» SET TASK
Reproduce all of the material word for word.

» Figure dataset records
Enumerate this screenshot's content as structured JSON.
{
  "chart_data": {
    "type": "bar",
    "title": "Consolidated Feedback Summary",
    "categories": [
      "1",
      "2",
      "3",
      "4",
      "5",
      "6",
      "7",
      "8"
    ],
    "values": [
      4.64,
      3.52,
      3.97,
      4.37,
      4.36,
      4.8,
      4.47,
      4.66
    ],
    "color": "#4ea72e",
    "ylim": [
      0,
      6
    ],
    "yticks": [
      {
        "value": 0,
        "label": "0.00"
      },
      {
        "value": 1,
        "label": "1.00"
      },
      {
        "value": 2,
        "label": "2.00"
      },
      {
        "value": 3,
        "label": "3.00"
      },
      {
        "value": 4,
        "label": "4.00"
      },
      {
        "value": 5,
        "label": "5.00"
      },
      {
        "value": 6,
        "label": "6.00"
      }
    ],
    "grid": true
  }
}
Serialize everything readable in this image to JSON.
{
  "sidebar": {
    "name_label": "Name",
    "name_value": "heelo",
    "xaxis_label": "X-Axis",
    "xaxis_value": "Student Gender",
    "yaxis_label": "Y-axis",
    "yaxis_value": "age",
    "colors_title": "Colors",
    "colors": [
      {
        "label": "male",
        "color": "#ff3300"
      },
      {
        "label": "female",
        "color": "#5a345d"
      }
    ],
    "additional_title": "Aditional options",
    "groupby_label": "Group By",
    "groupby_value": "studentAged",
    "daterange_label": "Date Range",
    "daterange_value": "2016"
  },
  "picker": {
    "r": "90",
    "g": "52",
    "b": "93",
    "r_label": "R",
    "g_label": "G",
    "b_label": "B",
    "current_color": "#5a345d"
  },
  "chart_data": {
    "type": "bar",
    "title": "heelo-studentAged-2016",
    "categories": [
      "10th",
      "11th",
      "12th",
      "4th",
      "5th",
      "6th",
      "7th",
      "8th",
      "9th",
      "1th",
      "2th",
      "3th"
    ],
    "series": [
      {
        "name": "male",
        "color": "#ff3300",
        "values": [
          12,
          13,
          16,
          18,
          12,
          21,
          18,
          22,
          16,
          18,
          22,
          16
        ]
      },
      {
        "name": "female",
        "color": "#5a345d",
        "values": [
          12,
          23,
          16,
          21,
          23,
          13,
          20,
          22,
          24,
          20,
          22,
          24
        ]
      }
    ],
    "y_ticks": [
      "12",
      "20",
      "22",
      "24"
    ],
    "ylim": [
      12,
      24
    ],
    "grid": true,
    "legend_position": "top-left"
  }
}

» SOLUTION TO THE PROBLEM
Enumerate this screenshot's content as structured JSON.
{
  "chart_data": {
    "type": "bar",
    "title": "Consolidated Feedback Summary",
    "categories": [
      "1",
      "2",
      "3",
      "4",
      "5",
      "6",
      "7",
      "8"
    ],
    "values": [
      4.64,
      3.52,
      3.97,
      4.37,
      4.36,
      4.8,
      4.47,
      4.66
    ],
    "color": "#4ea72e",
    "ylim": [
      0,
      6
    ],
    "yticks": [
      {
        "value": 0,
        "label": "0.00"
      },
      {
        "value": 1,
        "label": "1.00"
      },
      {
        "value": 2,
        "label": "2.00"
      },
      {
        "value": 3,
        "label": "3.00"
      },
      {
        "value": 4,
        "label": "4.00"
      },
      {
        "value": 5,
        "label": "5.00"
      },
      {
        "value": 6,
        "label": "6.00"
      }
    ],
    "grid": true
  }
}
Serialize everything readable in this image to JSON.
{
  "sidebar": {
    "name_label": "Name",
    "name_value": "heelo",
    "xaxis_label": "X-Axis",
    "xaxis_value": "Student Gender",
    "yaxis_label": "Y-axis",
    "yaxis_value": "age",
    "colors_title": "Colors",
    "colors": [
      {
        "label": "male",
        "color": "#ff3300"
      },
      {
        "label": "female",
        "color": "#5a345d"
      }
    ],
    "additional_title": "Aditional options",
    "groupby_label": "Group By",
    "groupby_value": "studentAged",
    "daterange_label": "Date Range",
    "daterange_value": "2016"
  },
  "picker": {
    "r": "90",
    "g": "52",
    "b": "93",
    "r_label": "R",
    "g_label": "G",
    "b_label": "B",
    "current_color": "#5a345d"
  },
  "chart_data": {
    "type": "bar",
    "title": "heelo-studentAged-2016",
    "categories": [
      "10th",
      "11th",
      "12th",
      "4th",
      "5th",
      "6th",
      "7th",
      "8th",
      "9th",
      "1th",
      "2th",
      "3th"
    ],
    "series": [
      {
        "name": "male",
        "color": "#ff3300",
        "values": [
          12,
          13,
          16,
          18,
          12,
          21,
          18,
          22,
          16,
          18,
          22,
          16
        ]
      },
      {
        "name": "female",
        "color": "#5a345d",
        "values": [
          12,
          23,
          16,
          21,
          23,
          13,
          20,
          22,
          24,
          20,
          22,
          24
        ]
      }
    ],
    "y_ticks": [
      "12",
      "20",
      "22",
      "24"
    ],
    "ylim": [
      12,
      24
    ],
    "grid": true,
    "legend_position": "top-left"
  }
}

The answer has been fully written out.